**Texte source:**
========
Si seulement nous parvenions à intégrer l’éducation sanitaire dans nos programmes d’enseignement, ou mieux encore, si l’on enseignait à nos enfants ce qui a permis à l’humanité de survivre pendant des milliers d’années, c’est-à-dire adopter un comportement adapté à l’environnement personnel, alors nous aurions accompli un pas important vers la réalisation des soins de santé primaires.
Malheureusement, nous n’en sommes pas encore là. L’éducation nationale n’affiche-t-elle pas une réelle passivité dans ce domaine ? Le fait que nous semblons attendre la formation de médecins qui, un jour agiront de leur propre initiative dans le sens visé, me parait dramatique, eu égard à l’ampleur des problèmes auxquels ils sont confrontés.
En guise de conclusion
Les soins de santé primaires de la ‘’Déclaration d’Alma Ata’’ qui ne se limitent pas aux soins de santé élémentaires de la population, s’inscrivent également dans un programme beaucoup plus vaste englobant le bien-être socio-économique, physique, mental et culturel de la population. La santé publique devrait faire l’objet d’un travail d’approche systémique à travers des débats à l’échelon national, régional et local.
Je voudrais enfin signaler que cette ‘’Déclaration d’Alma-Ata’’ s’adresse plus que jamais aux africains dont les investissements n’ont pas été orientés correctement et qui devront repenser les dits investissements grâce à une véritable politique de santé. En effet, l’attitude dictée par l’offre et la demande ne correspond nullement et aucunement à la réalité africaine. L’offre ne répond pas à la demande, mais à un développement qui se produit dans le cadre du financement par la société. Ainsi, la collectivité doit à présent assumer la responsabilité d’orienter cette offre dans le sens le plus favorable à la population.
A suivre…
Saïd CHATAR
Bruxelles le 11 septembre 2014
Le point 7* : Dans la déclaration d’Alma Ata’’, le point 7 consiste en l’approche multisectorielle et systémique en matière des problèmes de santé publique : (…) les soins de santé primaires font intervenir, outre le secteur de la santé, tous les autres secteurs et domaines connexes du développement national et communautaire, en particulier l’agriculture, l’élevage, la pêche, la production alimentaire, l’industrie, l’éducation, le logement, les travaux publics et les communications, et requièrent l’action coordonnée de tous ces secteurs ; ils font appel tant à l’échelon local qu’à celui des services de recours aux personnels de santé (médecins, infirmières, sages-femmes, auxiliaires et agents communautaires, selon le cas, ainsi que, s’il y a lieu, praticiens traditionnels), tous préparés socialement et techniquement à travailler en équipe et à répondre aux besoins exprimés par la collectivité.
========
**Items fournis:**
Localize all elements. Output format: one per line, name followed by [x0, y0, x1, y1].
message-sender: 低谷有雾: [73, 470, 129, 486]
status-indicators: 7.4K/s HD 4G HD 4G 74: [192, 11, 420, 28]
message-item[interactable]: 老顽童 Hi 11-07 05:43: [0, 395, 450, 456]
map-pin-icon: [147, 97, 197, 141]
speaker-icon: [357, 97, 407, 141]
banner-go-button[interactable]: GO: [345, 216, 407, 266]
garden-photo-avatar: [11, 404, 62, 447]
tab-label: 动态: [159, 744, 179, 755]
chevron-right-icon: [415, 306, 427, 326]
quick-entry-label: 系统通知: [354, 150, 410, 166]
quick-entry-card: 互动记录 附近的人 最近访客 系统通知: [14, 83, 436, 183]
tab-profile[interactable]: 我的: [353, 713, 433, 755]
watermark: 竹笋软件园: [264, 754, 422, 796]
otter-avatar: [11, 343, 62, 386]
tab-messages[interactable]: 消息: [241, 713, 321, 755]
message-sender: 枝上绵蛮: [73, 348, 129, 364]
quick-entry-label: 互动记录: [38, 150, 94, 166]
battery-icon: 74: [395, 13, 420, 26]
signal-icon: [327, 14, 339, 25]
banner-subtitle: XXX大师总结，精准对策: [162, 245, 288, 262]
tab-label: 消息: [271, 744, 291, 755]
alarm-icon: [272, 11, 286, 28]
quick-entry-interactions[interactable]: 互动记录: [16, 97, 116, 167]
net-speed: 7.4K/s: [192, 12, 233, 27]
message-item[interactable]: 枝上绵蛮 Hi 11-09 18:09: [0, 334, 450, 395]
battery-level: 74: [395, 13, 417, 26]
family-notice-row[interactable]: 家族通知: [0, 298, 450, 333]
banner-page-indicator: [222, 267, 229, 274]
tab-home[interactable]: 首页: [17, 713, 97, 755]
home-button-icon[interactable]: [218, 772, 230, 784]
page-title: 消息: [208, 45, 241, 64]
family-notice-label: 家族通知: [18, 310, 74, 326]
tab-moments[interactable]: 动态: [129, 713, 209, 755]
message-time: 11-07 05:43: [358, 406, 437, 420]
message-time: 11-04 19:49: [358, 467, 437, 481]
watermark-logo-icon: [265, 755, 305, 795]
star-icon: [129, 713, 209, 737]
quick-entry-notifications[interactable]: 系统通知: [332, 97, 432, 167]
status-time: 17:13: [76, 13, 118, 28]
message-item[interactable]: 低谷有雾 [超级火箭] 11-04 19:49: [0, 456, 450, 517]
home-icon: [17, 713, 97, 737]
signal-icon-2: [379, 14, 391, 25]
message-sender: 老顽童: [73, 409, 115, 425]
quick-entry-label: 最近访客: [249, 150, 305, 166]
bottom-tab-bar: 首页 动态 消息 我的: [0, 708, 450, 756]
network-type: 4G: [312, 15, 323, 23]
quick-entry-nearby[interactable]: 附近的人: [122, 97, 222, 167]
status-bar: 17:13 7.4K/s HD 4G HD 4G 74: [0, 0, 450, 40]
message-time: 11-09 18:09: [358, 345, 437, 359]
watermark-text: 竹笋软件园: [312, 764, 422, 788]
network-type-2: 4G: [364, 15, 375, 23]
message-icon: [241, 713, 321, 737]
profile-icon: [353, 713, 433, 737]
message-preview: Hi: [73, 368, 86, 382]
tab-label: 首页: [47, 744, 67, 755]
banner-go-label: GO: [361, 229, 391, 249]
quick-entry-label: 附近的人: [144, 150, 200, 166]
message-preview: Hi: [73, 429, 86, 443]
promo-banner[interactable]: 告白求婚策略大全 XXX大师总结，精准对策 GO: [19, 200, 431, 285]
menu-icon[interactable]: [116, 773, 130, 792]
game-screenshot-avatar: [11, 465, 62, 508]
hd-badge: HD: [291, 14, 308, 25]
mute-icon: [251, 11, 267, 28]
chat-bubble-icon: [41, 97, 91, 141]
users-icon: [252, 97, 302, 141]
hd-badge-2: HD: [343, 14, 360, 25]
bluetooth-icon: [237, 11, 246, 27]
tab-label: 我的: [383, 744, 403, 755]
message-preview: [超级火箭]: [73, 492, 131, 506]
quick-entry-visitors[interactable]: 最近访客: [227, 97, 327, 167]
========
Restituez à l'identique le passage du texte sur la Déclaration d'Alma-Ata qui va de « Si seulement nous » jusqu'à « de santé primaires. » inclus.

Si seulement nous parvenions à intégrer l’éducation sanitaire dans nos programmes d’enseignement, ou mieux encore, si l’on enseignait à nos enfants ce qui a permis à l’humanité de survivre pendant des milliers d’années, c’est-à-dire adopter un comportement adapté à l’environnement personnel, alors nous aurions accompli un pas important vers la réalisation des soins de santé primaires.